──────── Information given ────────

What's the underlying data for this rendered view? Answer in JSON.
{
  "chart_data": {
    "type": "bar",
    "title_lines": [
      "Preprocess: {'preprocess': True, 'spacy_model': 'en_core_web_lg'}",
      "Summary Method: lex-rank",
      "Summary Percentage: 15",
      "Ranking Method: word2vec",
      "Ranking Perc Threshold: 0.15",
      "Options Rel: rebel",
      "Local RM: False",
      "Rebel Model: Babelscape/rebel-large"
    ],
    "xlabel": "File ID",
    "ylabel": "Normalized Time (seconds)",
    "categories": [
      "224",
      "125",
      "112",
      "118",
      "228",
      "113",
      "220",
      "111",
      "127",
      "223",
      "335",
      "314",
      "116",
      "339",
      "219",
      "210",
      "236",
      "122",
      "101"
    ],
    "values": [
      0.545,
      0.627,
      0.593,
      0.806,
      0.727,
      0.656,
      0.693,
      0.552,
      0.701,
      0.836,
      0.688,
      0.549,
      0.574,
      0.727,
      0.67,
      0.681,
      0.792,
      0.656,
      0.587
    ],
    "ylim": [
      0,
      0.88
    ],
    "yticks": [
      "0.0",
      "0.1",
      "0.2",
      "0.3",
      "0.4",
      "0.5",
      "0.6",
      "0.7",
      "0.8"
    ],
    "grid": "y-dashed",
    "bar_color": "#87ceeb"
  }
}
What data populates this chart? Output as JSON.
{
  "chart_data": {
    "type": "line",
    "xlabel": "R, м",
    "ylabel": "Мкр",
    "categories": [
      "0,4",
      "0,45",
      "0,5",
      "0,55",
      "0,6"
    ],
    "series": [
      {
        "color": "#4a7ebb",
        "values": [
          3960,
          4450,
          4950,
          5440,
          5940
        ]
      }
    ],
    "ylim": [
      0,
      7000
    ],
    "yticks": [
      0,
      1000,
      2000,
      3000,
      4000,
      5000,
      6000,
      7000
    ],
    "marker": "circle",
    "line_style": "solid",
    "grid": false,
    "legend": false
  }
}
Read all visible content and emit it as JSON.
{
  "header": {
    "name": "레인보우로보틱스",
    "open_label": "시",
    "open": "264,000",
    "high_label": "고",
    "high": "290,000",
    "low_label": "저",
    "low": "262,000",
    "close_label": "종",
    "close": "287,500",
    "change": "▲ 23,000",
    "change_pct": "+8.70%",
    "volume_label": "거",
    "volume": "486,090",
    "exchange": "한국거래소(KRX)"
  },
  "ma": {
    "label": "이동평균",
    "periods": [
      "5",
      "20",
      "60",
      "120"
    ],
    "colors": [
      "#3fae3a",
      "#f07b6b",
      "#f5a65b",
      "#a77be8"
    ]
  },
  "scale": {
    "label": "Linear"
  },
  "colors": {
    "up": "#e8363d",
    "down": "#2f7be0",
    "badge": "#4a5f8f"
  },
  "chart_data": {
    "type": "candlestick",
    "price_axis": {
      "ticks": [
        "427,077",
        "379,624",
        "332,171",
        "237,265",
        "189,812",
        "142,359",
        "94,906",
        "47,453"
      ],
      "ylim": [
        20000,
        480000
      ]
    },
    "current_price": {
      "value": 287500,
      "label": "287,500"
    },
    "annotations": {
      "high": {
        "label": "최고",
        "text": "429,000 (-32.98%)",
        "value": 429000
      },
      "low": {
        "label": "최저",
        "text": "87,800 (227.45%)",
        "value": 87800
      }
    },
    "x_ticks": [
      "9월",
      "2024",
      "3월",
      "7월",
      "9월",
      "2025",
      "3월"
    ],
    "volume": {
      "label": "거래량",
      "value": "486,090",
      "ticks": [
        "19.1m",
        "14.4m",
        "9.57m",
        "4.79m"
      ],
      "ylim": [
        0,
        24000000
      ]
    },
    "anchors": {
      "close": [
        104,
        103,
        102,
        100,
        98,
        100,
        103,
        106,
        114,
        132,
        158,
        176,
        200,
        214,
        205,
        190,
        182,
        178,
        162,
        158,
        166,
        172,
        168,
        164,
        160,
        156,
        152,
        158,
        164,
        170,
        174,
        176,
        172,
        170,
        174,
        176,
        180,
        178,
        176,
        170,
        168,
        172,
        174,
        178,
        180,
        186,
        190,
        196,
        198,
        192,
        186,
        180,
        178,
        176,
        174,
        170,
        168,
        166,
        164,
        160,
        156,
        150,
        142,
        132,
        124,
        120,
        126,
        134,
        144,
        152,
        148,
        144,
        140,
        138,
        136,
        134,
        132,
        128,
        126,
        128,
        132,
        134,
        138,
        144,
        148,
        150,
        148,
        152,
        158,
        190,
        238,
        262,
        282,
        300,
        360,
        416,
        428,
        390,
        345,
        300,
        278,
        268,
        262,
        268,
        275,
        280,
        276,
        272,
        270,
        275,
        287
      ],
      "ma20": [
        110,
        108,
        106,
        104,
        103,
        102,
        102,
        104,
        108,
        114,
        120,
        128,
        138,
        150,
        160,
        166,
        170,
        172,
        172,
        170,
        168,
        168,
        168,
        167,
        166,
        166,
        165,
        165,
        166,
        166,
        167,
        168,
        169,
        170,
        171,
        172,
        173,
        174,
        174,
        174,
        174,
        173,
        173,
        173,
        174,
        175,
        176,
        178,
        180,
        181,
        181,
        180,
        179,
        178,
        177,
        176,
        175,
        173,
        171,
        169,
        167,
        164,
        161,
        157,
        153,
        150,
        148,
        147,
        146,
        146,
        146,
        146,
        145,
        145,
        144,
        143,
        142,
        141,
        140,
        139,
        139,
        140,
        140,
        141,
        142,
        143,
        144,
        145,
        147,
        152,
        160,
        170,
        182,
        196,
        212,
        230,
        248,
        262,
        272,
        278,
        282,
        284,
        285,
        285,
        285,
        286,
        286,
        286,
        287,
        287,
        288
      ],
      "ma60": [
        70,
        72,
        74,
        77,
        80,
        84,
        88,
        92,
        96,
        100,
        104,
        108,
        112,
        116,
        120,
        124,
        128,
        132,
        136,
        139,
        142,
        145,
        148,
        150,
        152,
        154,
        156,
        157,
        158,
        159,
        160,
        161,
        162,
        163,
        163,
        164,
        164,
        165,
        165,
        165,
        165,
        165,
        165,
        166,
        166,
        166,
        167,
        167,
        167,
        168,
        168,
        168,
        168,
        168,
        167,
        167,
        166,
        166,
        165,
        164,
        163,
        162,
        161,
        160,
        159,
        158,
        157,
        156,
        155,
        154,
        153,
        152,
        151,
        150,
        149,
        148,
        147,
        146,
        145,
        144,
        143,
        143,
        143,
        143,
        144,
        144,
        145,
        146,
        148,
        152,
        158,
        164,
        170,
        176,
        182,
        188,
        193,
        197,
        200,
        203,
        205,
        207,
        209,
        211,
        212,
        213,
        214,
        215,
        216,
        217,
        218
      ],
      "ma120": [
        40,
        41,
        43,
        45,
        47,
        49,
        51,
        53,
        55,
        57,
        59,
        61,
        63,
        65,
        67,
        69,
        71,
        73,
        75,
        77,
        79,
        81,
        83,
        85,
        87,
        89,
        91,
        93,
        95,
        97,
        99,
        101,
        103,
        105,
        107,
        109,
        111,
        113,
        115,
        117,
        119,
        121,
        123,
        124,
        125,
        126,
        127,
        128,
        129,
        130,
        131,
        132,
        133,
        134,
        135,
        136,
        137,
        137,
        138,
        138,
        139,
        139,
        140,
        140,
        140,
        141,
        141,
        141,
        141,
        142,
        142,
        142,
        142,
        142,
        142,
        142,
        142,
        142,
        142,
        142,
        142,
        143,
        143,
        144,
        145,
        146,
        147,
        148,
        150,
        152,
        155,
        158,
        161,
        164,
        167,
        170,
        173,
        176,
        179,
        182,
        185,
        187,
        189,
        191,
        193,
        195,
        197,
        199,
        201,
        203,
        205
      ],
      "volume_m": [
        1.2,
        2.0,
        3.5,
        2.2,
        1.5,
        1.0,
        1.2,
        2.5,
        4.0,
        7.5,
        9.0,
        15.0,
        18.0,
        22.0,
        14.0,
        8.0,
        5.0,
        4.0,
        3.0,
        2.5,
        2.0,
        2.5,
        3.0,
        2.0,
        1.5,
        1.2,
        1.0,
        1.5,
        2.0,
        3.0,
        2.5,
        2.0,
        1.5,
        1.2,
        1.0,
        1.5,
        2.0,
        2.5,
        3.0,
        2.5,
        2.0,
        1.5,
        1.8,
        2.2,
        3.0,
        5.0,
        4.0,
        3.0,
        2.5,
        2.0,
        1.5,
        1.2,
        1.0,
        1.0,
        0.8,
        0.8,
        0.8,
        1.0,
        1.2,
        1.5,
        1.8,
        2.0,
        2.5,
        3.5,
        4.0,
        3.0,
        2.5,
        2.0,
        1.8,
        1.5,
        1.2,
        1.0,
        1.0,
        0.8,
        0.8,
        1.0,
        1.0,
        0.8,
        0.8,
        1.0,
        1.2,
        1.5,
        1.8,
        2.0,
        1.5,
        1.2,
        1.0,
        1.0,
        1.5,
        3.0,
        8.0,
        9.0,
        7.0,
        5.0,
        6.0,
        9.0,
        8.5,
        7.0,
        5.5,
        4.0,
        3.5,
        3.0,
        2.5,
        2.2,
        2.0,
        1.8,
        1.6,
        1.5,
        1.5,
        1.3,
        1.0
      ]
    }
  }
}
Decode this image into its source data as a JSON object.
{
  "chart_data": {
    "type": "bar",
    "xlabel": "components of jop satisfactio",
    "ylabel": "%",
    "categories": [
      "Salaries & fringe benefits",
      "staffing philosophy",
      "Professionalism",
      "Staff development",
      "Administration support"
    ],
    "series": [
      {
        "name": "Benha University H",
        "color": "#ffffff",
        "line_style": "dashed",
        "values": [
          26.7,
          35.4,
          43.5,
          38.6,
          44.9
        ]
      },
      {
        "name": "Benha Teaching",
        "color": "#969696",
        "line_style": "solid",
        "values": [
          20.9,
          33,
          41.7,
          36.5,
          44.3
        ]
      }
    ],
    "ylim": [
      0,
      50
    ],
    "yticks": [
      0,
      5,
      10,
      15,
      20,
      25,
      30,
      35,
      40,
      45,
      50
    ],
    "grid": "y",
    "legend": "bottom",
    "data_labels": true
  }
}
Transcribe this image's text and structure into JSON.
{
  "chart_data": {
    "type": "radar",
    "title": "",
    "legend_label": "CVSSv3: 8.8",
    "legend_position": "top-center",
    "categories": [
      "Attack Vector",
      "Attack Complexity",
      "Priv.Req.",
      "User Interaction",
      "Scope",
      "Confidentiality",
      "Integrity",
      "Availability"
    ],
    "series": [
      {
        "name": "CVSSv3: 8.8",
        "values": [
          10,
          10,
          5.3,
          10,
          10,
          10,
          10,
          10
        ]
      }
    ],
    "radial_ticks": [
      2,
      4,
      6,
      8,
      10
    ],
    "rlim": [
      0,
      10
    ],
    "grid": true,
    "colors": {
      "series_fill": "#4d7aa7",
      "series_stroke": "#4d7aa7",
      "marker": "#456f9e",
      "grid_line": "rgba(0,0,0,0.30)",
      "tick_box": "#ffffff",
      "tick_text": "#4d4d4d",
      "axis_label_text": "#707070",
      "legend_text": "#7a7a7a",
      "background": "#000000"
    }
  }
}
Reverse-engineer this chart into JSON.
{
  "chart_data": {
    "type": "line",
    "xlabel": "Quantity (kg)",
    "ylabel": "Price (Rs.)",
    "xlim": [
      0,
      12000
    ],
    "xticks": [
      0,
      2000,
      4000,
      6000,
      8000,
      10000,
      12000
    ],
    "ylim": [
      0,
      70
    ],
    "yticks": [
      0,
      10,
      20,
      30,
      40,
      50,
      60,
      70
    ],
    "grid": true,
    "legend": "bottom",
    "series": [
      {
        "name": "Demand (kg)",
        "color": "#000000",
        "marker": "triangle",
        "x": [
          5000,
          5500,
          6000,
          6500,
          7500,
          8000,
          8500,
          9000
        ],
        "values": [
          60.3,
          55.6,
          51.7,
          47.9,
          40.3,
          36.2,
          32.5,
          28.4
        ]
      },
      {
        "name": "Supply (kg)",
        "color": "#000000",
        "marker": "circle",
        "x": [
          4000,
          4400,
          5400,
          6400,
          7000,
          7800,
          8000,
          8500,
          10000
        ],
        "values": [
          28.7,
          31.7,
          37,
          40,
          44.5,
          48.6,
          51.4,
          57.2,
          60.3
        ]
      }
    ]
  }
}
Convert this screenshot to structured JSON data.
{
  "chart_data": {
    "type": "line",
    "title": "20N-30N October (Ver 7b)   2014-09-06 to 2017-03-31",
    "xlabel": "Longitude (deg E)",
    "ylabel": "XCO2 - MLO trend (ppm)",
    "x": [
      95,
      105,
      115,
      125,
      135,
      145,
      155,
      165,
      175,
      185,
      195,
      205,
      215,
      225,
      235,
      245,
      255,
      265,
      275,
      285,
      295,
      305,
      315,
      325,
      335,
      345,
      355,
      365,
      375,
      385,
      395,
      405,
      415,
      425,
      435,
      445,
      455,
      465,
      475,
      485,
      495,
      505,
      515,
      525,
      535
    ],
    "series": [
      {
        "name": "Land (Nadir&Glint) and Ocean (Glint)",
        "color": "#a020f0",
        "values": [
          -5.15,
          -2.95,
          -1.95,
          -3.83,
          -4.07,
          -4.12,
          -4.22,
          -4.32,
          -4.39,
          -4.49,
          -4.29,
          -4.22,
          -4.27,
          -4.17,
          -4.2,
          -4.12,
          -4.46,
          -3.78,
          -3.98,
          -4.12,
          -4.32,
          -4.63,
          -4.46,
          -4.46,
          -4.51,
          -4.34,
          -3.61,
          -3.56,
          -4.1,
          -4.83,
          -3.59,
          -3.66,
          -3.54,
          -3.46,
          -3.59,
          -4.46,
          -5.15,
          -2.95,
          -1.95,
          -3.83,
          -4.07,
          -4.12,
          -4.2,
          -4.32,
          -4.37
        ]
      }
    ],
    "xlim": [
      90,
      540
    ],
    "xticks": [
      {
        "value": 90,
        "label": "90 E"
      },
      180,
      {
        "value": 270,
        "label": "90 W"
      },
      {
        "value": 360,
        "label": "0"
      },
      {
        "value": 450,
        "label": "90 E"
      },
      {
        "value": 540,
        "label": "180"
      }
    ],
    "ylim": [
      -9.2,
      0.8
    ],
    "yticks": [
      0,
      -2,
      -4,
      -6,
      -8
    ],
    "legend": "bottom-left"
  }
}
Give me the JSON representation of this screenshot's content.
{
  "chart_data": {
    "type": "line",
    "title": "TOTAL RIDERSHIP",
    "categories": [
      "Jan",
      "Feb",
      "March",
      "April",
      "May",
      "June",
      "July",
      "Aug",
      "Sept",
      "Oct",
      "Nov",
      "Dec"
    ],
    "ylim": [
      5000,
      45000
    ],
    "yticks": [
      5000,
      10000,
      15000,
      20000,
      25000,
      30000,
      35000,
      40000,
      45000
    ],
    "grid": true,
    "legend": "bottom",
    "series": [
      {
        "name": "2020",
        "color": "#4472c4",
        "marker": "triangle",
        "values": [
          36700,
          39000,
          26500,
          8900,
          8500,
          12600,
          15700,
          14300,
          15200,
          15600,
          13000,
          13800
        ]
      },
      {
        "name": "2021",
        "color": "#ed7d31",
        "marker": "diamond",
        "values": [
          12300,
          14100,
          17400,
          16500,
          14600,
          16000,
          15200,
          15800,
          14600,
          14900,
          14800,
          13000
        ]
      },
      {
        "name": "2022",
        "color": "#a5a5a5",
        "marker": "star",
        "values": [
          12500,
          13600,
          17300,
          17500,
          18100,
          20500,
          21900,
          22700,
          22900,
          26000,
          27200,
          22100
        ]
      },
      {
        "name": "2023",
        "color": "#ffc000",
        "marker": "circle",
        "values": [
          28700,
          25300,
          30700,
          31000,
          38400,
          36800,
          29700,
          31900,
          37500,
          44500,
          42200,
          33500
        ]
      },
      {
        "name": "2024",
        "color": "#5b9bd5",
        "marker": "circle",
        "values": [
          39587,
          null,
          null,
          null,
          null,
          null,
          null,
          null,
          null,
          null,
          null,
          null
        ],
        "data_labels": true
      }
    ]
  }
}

────────

(Work instructions):
State the count of lines holding the string "Benha" in the listing above, and nothing else.

(Task answer):
2